--- Start of Dataset ---

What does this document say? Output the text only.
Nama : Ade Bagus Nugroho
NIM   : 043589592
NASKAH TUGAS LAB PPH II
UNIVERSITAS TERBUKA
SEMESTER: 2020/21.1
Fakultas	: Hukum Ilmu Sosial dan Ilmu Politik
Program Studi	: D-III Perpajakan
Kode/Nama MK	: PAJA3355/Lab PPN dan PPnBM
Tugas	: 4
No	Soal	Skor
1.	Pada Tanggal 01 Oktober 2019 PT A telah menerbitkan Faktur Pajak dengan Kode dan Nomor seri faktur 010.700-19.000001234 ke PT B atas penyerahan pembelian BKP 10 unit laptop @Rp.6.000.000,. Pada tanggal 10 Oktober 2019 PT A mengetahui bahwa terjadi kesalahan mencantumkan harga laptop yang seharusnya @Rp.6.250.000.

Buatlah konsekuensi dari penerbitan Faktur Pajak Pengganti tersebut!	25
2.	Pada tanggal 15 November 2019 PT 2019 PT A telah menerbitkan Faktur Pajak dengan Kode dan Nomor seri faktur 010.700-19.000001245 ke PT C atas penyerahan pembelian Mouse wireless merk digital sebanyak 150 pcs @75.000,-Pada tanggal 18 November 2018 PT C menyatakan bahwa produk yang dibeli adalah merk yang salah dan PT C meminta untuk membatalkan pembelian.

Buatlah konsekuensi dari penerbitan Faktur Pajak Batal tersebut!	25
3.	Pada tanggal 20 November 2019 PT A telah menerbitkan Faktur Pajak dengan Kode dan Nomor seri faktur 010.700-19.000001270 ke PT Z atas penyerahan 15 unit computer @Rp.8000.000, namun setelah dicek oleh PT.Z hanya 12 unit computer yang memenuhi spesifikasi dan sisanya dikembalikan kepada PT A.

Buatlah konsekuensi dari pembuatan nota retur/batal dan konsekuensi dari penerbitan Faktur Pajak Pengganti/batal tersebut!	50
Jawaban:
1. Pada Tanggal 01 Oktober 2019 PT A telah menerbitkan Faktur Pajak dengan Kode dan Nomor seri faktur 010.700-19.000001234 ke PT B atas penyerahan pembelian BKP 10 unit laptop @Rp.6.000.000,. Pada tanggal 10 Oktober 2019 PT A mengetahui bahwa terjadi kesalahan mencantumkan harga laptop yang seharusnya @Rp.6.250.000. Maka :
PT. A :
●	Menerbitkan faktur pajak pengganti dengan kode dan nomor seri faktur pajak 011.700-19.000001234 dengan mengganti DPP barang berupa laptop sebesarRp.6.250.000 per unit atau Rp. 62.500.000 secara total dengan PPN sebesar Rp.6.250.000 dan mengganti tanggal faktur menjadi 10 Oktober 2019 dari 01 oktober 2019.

--- End of Dataset ---

Write out every record shown above, word for word.

#### Finished exercise
What does this document say? Output the text only.
Nama : Ade Bagus Nugroho
NIM   : 043589592
NASKAH TUGAS LAB PPH II
UNIVERSITAS TERBUKA
SEMESTER: 2020/21.1
Fakultas	: Hukum Ilmu Sosial dan Ilmu Politik
Program Studi	: D-III Perpajakan
Kode/Nama MK	: PAJA3355/Lab PPN dan PPnBM
Tugas	: 4
No	Soal	Skor
1.	Pada Tanggal 01 Oktober 2019 PT A telah menerbitkan Faktur Pajak dengan Kode dan Nomor seri faktur 010.700-19.000001234 ke PT B atas penyerahan pembelian BKP 10 unit laptop @Rp.6.000.000,. Pada tanggal 10 Oktober 2019 PT A mengetahui bahwa terjadi kesalahan mencantumkan harga laptop yang seharusnya @Rp.6.250.000.

Buatlah konsekuensi dari penerbitan Faktur Pajak Pengganti tersebut!	25
2.	Pada tanggal 15 November 2019 PT 2019 PT A telah menerbitkan Faktur Pajak dengan Kode dan Nomor seri faktur 010.700-19.000001245 ke PT C atas penyerahan pembelian Mouse wireless merk digital sebanyak 150 pcs @75.000,-Pada tanggal 18 November 2018 PT C menyatakan bahwa produk yang dibeli adalah merk yang salah dan PT C meminta untuk membatalkan pembelian.

Buatlah konsekuensi dari penerbitan Faktur Pajak Batal tersebut!	25
3.	Pada tanggal 20 November 2019 PT A telah menerbitkan Faktur Pajak dengan Kode dan Nomor seri faktur 010.700-19.000001270 ke PT Z atas penyerahan 15 unit computer @Rp.8000.000, namun setelah dicek oleh PT.Z hanya 12 unit computer yang memenuhi spesifikasi dan sisanya dikembalikan kepada PT A.

Buatlah konsekuensi dari pembuatan nota retur/batal dan konsekuensi dari penerbitan Faktur Pajak Pengganti/batal tersebut!	50
Jawaban:
1. Pada Tanggal 01 Oktober 2019 PT A telah menerbitkan Faktur Pajak dengan Kode dan Nomor seri faktur 010.700-19.000001234 ke PT B atas penyerahan pembelian BKP 10 unit laptop @Rp.6.000.000,. Pada tanggal 10 Oktober 2019 PT A mengetahui bahwa terjadi kesalahan mencantumkan harga laptop yang seharusnya @Rp.6.250.000. Maka :
PT. A :
●	Menerbitkan faktur pajak pengganti dengan kode dan nomor seri faktur pajak 011.700-19.000001234 dengan mengganti DPP barang berupa laptop sebesarRp.6.250.000 per unit atau Rp. 62.500.000 secara total dengan PPN sebesar Rp.6.250.000 dan mengganti tanggal faktur menjadi 10 Oktober 2019 dari 01 oktober 2019.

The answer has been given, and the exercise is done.